Stored items
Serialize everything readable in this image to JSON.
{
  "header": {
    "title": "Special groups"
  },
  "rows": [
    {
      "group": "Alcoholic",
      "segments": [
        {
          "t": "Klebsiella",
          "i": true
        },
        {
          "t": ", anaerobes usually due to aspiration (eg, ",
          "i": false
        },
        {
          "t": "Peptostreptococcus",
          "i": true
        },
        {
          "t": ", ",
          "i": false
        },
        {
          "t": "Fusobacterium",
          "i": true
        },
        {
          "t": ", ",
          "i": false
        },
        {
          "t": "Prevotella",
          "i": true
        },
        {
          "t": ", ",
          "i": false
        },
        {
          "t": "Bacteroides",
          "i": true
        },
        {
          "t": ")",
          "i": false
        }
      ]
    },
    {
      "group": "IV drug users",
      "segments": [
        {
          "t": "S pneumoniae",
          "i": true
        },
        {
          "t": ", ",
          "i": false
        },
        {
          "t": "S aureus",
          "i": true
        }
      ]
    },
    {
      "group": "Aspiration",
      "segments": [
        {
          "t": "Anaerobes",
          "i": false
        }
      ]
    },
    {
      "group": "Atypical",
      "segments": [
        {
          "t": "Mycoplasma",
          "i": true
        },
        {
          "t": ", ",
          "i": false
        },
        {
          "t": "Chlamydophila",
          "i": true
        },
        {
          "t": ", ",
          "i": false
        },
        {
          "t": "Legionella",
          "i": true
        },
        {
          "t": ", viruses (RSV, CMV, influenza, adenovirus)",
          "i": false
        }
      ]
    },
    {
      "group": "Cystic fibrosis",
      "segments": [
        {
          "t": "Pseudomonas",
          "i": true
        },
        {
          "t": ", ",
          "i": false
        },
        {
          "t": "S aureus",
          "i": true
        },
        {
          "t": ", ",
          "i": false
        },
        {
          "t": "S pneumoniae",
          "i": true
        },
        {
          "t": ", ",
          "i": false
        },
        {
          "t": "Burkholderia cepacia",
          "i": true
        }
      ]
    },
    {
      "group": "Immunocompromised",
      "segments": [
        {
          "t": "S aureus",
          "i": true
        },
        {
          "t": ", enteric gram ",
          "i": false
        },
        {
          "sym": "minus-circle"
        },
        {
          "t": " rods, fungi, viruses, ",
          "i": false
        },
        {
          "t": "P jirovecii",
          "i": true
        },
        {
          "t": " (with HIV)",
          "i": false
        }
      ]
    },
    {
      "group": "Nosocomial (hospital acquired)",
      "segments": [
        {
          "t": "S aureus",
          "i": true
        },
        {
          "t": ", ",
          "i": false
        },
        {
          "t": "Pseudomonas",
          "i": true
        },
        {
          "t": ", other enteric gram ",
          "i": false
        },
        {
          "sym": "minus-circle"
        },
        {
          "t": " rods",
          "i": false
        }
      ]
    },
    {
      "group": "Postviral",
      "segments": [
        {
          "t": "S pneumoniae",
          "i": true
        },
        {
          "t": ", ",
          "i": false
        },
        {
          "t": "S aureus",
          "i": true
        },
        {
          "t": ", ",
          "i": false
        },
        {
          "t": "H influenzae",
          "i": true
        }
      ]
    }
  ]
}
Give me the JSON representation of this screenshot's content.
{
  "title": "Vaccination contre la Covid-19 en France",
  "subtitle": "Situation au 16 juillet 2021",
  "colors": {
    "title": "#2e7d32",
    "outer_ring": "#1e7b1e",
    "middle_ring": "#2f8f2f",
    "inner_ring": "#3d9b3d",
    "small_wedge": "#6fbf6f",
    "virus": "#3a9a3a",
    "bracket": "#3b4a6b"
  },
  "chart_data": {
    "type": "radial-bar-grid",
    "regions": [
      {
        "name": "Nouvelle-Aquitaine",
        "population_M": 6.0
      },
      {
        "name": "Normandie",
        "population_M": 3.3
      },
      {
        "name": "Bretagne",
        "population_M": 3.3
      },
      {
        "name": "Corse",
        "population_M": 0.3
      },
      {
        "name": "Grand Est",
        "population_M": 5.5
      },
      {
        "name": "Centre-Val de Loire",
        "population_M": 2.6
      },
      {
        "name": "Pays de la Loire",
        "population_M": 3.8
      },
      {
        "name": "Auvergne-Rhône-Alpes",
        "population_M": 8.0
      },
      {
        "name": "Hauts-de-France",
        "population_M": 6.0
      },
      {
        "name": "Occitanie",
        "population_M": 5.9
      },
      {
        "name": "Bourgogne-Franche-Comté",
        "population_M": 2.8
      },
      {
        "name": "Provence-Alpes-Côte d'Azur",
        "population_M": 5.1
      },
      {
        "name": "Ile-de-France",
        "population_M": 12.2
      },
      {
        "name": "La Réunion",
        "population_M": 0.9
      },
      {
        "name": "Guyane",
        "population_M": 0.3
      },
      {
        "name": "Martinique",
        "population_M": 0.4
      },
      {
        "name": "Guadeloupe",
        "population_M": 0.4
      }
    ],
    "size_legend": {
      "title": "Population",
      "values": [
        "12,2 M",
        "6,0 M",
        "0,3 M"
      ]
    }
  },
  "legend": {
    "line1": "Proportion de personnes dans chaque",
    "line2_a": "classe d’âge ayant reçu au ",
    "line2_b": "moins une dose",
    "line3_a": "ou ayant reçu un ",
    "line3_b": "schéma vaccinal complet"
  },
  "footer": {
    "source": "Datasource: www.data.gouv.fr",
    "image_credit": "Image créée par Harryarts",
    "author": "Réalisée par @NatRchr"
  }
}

• **What you are asked to do**
Every line of the records above where the string "Loire" is found should be copied.

• **Written reply**
        "name": "Centre-Val de Loire",
        "name": "Pays de la Loire",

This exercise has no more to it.